## Begin

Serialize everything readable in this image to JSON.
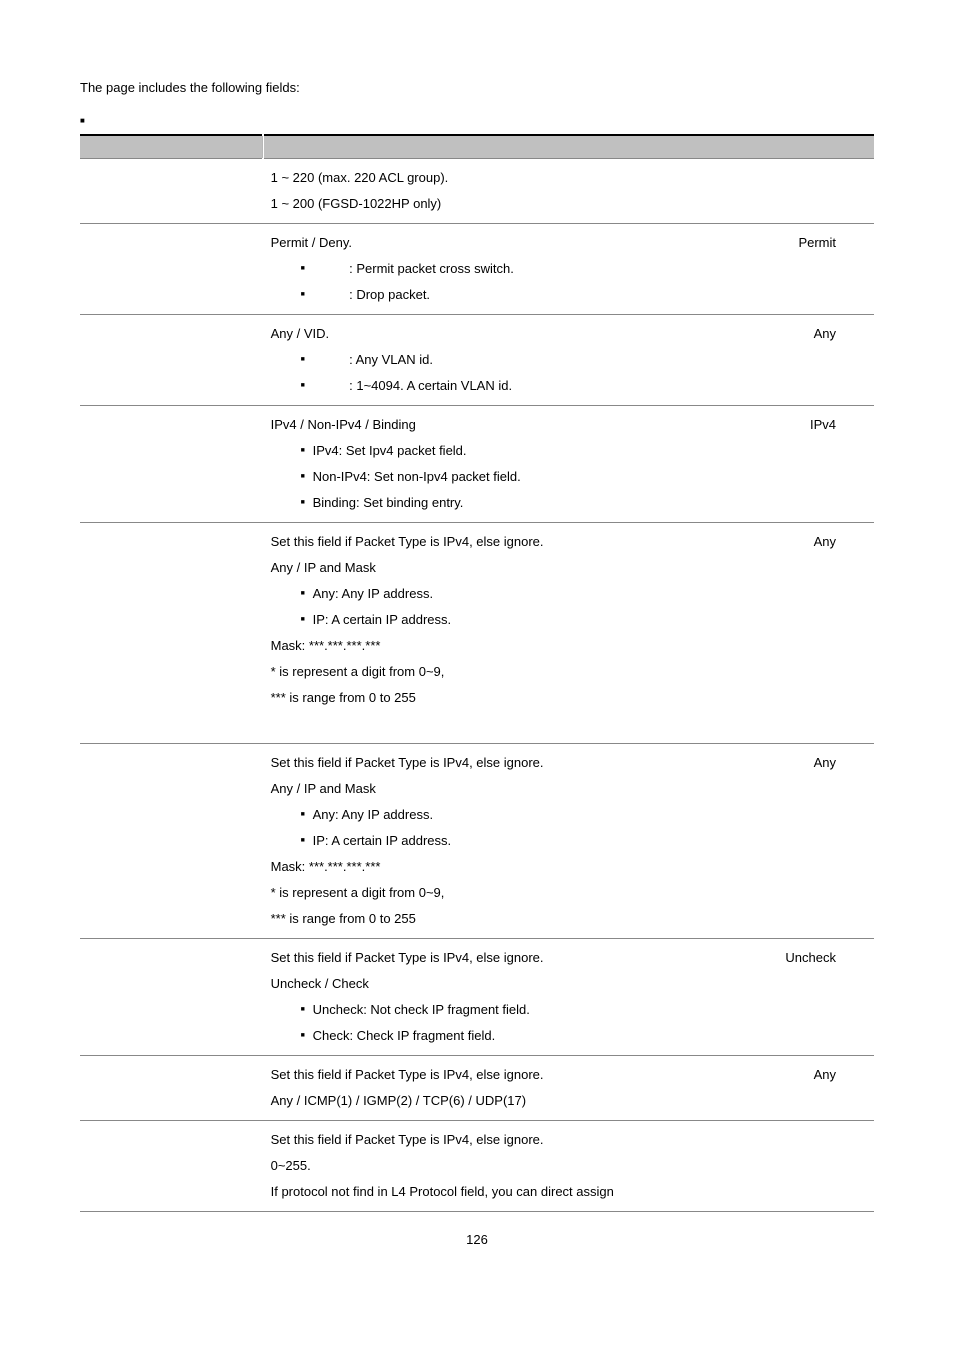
{
  "intro_text": "The page includes the following fields:",
  "bullet_marker": "■",
  "header": {
    "col1": "",
    "col2": ""
  },
  "page_number": "126",
  "rows": [
    {
      "label": "",
      "lines": [
        "1 ~ 220 (max. 220 ACL group).",
        "1 ~ 200 (FGSD-1022HP only)"
      ],
      "default": "",
      "bottom_border": true
    },
    {
      "label": "",
      "headline": "Permit / Deny.",
      "default": "Permit",
      "sub_items_wide": [
        ": Permit packet cross switch.",
        ": Drop packet."
      ],
      "bottom_border": true
    },
    {
      "label": "",
      "headline": "Any / VID.",
      "default": "Any",
      "sub_items_wide": [
        ": Any VLAN id.",
        ": 1~4094. A certain VLAN id."
      ],
      "bottom_border": true
    },
    {
      "label": "",
      "headline": "IPv4 / Non-IPv4 / Binding",
      "default": "IPv4",
      "sub_items": [
        "IPv4: Set Ipv4 packet field.",
        "Non-IPv4: Set non-Ipv4 packet field.",
        "Binding: Set binding entry."
      ],
      "bottom_border": true
    },
    {
      "label": "",
      "headline": "Set this field if Packet Type is IPv4, else ignore.",
      "default": "Any",
      "lines_after": [
        "Any / IP and Mask"
      ],
      "sub_items": [
        "Any: Any IP address.",
        "IP: A certain IP address."
      ],
      "tail_lines": [
        "Mask: ***.***.***.***",
        "* is represent a digit from 0~9,",
        "*** is range from 0 to 255"
      ],
      "extra_bottom_space": true,
      "bottom_border": true
    },
    {
      "label": "",
      "headline": "Set this field if Packet Type is IPv4, else ignore.",
      "default": "Any",
      "lines_after": [
        "Any / IP and Mask"
      ],
      "sub_items": [
        "Any: Any IP address.",
        "IP: A certain IP address."
      ],
      "tail_lines": [
        "Mask: ***.***.***.***",
        "* is represent a digit from 0~9,",
        "*** is range from 0 to 255"
      ],
      "bottom_border": true
    },
    {
      "label": "",
      "headline": "Set this field if Packet Type is IPv4, else ignore.",
      "default": "Uncheck",
      "lines_after": [
        "Uncheck / Check"
      ],
      "sub_items": [
        "Uncheck: Not check IP fragment field.",
        "Check: Check IP fragment field."
      ],
      "bottom_border": true
    },
    {
      "label": "",
      "headline": "Set this field if Packet Type is IPv4, else ignore.",
      "default": "Any",
      "lines_after": [
        "Any / ICMP(1) / IGMP(2) / TCP(6) / UDP(17)"
      ],
      "bottom_border": true
    },
    {
      "label": "",
      "lines": [
        "Set this field if Packet Type is IPv4, else ignore.",
        "0~255.",
        "If protocol not find in L4 Protocol field, you can direct assign"
      ],
      "default": "",
      "bottom_border": true
    }
  ]
}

## End

> _SET PROBLEM_: Check all the records above and select each line where the string "Uncheck" is found.

> _THE ANSWER_:
      "default": "Uncheck",
        "Uncheck / Check"
        "Uncheck: Not check IP fragment field.",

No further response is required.